***** EXERCISE MATERIALS *****
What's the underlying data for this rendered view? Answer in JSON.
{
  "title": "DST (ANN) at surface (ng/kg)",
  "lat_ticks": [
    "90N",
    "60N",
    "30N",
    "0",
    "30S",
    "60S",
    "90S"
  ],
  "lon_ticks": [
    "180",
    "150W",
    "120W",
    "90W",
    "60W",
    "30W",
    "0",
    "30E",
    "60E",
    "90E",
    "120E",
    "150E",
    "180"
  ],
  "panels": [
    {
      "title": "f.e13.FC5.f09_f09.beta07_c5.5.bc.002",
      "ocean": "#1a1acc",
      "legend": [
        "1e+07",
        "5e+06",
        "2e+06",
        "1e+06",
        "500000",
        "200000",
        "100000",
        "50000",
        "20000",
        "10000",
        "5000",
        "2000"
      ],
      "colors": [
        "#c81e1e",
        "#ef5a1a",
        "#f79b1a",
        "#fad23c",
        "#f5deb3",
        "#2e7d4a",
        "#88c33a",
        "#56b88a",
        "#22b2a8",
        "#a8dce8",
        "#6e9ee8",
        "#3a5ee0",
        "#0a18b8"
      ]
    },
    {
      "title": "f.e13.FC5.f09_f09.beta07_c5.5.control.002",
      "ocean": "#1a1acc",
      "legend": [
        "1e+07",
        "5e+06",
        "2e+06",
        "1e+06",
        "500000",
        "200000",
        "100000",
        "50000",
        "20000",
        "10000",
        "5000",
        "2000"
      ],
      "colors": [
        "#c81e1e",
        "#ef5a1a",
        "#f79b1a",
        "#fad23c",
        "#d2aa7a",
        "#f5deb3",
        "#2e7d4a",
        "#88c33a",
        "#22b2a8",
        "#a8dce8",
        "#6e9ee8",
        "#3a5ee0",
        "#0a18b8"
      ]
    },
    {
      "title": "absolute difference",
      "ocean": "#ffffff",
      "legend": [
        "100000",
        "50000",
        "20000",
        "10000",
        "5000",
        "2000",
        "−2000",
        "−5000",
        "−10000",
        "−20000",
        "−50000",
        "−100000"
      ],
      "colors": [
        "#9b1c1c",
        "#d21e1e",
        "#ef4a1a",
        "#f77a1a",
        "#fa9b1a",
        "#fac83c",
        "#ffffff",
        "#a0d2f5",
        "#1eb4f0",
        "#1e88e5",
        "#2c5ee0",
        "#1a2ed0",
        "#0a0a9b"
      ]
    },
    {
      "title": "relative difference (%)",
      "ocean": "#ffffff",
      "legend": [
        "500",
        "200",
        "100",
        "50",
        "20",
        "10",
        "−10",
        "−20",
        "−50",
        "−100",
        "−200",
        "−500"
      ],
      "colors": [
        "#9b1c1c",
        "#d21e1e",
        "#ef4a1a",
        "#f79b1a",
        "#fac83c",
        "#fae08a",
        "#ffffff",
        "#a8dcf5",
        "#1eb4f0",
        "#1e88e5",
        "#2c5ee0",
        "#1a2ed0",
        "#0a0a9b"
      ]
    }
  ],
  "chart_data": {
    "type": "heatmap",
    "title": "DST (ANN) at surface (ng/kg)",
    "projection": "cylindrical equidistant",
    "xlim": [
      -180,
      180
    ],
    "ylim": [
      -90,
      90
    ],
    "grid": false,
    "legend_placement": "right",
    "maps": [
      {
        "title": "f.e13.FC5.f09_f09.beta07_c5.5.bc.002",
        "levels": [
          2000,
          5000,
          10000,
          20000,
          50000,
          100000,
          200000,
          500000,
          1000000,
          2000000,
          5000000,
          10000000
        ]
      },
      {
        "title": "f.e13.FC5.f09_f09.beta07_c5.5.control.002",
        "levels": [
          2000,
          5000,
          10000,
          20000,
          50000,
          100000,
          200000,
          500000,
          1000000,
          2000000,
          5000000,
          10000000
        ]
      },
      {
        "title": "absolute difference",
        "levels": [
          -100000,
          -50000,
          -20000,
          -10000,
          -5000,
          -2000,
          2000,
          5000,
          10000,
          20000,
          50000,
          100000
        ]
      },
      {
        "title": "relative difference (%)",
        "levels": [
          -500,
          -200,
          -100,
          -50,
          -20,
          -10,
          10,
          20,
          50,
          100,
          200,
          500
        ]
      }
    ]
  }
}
*****
** SHORT PROBLEM **
Gather each line from the listing above that holds "title".

** EXERCISE RESPONSE **
  "title": "DST (ANN) at surface (ng/kg)",
      "title": "f.e13.FC5.f09_f09.beta07_c5.5.bc.002",
      "title": "f.e13.FC5.f09_f09.beta07_c5.5.control.002",
      "title": "absolute difference",
      "title": "relative difference (%)",
    "title": "DST (ANN) at surface (ng/kg)",
        "title": "f.e13.FC5.f09_f09.beta07_c5.5.bc.002",
        "title": "f.e13.FC5.f09_f09.beta07_c5.5.control.002",
        "title": "absolute difference",
        "title": "relative difference (%)",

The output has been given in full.